= Required task =
Copy every line of the records below that holds the word "this".

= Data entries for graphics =
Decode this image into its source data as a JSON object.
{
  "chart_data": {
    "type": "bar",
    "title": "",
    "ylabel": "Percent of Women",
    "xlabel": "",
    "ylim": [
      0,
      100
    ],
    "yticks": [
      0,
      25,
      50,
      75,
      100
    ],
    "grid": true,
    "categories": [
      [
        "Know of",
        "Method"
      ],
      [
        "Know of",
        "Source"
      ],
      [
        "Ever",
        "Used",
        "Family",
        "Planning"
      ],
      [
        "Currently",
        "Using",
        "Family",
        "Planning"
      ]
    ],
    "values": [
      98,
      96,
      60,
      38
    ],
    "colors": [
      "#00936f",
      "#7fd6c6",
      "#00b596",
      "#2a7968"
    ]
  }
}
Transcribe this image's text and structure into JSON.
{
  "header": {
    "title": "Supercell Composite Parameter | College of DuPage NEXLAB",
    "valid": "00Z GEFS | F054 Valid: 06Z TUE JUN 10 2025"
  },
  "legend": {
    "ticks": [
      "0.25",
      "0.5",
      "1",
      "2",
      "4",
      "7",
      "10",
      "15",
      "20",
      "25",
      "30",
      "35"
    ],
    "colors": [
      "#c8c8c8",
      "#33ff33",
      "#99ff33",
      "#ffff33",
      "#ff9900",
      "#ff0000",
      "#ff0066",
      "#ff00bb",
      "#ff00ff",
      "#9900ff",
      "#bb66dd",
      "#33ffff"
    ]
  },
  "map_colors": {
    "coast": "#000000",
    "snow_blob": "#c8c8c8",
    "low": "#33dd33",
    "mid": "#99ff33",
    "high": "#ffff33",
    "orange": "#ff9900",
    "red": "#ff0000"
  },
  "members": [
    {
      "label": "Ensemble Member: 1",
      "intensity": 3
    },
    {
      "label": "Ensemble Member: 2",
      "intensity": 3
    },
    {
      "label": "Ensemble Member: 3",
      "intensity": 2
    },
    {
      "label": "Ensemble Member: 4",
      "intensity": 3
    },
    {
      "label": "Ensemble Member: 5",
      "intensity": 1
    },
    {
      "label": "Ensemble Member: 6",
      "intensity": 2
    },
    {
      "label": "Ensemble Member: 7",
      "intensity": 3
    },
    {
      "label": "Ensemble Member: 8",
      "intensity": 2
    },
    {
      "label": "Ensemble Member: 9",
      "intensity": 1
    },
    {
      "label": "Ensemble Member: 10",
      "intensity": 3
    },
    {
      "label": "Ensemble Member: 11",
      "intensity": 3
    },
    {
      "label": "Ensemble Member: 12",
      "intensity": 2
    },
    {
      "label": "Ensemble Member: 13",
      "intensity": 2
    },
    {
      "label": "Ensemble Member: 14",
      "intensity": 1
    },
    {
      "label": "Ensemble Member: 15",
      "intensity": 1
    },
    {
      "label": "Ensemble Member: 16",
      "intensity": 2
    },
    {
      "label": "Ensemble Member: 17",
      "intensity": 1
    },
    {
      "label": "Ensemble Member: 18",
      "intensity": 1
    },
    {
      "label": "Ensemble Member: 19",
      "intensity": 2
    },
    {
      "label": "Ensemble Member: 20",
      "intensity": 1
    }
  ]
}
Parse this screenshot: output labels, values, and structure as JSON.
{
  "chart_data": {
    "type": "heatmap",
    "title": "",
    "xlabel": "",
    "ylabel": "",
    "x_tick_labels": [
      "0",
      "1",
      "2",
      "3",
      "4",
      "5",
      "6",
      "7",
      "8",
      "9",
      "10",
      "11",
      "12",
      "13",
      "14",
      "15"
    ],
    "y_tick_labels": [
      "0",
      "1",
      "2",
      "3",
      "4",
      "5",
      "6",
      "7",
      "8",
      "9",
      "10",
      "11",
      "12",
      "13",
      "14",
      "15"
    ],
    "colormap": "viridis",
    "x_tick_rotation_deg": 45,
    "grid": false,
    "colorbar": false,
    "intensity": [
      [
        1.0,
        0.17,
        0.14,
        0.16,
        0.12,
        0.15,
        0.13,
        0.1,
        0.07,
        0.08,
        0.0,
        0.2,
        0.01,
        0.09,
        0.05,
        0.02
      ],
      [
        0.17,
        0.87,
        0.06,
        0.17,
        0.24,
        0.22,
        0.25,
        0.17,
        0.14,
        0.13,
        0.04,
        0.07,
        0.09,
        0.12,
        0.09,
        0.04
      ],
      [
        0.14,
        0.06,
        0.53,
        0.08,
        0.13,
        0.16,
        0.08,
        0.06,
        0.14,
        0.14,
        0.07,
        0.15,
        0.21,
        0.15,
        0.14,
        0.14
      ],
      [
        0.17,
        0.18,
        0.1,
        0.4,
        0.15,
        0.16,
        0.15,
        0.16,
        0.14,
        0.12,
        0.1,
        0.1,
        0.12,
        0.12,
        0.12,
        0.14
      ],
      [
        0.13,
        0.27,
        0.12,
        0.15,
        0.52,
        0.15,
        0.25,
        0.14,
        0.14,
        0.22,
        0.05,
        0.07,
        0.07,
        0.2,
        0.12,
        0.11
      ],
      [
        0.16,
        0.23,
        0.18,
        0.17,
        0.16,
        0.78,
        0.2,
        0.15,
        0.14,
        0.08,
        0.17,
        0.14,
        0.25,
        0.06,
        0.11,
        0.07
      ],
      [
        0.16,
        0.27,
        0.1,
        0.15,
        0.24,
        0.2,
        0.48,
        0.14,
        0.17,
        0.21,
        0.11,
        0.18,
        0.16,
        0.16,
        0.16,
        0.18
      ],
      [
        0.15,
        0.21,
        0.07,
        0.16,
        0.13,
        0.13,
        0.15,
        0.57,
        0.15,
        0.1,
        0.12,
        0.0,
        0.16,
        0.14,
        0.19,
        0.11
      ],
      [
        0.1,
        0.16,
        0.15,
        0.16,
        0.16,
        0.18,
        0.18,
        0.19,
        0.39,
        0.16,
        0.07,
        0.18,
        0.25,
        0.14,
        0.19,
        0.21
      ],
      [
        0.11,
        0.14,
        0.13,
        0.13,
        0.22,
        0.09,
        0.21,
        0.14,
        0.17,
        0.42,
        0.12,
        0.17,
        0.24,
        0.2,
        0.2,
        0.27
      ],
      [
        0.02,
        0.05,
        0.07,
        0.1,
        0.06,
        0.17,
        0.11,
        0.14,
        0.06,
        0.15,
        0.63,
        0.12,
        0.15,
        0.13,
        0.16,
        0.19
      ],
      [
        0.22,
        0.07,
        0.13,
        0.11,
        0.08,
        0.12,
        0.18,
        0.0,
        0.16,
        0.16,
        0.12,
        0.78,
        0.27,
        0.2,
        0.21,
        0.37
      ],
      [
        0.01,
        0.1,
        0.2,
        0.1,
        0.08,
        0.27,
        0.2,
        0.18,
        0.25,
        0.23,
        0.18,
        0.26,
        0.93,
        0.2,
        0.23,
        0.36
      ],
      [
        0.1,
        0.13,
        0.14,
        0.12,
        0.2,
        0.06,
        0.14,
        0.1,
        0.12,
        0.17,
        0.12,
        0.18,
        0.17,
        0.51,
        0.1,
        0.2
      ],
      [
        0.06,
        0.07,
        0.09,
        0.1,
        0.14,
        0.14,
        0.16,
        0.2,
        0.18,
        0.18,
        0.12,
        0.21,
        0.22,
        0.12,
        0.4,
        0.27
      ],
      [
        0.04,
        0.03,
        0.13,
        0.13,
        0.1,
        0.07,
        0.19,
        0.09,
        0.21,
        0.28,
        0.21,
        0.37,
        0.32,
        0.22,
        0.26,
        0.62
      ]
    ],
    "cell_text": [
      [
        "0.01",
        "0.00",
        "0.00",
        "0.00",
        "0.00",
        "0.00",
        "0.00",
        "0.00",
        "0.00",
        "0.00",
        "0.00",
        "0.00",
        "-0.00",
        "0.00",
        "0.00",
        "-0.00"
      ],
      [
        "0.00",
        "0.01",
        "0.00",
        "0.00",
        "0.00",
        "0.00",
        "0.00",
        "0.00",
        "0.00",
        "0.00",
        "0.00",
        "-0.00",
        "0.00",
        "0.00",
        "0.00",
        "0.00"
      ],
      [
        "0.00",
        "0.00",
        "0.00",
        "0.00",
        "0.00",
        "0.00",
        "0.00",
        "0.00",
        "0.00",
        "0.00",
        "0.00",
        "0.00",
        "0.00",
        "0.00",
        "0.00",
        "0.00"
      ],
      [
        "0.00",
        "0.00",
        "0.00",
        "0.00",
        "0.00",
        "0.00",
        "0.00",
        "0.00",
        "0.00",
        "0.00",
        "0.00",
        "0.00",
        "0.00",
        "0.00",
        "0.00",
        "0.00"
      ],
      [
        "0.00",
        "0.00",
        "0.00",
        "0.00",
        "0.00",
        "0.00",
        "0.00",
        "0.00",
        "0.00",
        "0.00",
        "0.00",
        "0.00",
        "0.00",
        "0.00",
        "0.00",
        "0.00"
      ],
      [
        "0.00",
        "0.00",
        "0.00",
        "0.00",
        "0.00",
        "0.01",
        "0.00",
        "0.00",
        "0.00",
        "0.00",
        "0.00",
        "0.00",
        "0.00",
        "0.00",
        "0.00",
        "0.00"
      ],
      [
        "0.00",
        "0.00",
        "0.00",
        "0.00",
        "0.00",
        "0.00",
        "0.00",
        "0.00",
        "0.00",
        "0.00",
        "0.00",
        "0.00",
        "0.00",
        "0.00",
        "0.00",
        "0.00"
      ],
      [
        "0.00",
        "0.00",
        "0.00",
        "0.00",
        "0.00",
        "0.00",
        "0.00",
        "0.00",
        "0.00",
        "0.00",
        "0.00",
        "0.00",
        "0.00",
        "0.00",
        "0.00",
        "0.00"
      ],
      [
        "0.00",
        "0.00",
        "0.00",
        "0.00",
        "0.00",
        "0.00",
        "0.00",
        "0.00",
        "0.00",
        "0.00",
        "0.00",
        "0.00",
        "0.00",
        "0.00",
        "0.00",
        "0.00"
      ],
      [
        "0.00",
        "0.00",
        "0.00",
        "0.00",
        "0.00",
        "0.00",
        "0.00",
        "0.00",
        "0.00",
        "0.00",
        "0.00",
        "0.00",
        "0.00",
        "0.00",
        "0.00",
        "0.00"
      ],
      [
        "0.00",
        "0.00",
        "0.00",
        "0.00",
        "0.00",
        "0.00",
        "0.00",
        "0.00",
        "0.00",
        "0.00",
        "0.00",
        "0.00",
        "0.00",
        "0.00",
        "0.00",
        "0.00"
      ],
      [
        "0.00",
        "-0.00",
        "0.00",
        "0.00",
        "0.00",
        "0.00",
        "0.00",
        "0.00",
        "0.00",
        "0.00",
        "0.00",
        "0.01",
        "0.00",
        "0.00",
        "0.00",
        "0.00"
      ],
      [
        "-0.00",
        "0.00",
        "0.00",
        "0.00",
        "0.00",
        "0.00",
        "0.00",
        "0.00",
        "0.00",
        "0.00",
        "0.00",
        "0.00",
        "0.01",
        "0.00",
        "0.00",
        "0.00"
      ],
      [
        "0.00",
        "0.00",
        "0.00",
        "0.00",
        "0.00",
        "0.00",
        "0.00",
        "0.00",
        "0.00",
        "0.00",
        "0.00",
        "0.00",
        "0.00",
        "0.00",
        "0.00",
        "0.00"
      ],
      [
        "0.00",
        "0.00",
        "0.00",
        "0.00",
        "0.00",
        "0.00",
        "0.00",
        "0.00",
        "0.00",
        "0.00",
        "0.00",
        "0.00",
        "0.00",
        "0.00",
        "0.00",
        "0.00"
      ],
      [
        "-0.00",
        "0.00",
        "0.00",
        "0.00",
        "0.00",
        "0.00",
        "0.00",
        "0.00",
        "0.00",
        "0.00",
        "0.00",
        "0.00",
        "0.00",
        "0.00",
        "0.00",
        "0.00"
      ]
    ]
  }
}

= Correct output =
Decode this image into its source data as a JSON object.
Transcribe this image's text and structure into JSON.
Parse this screenshot: output labels, values, and structure as JSON.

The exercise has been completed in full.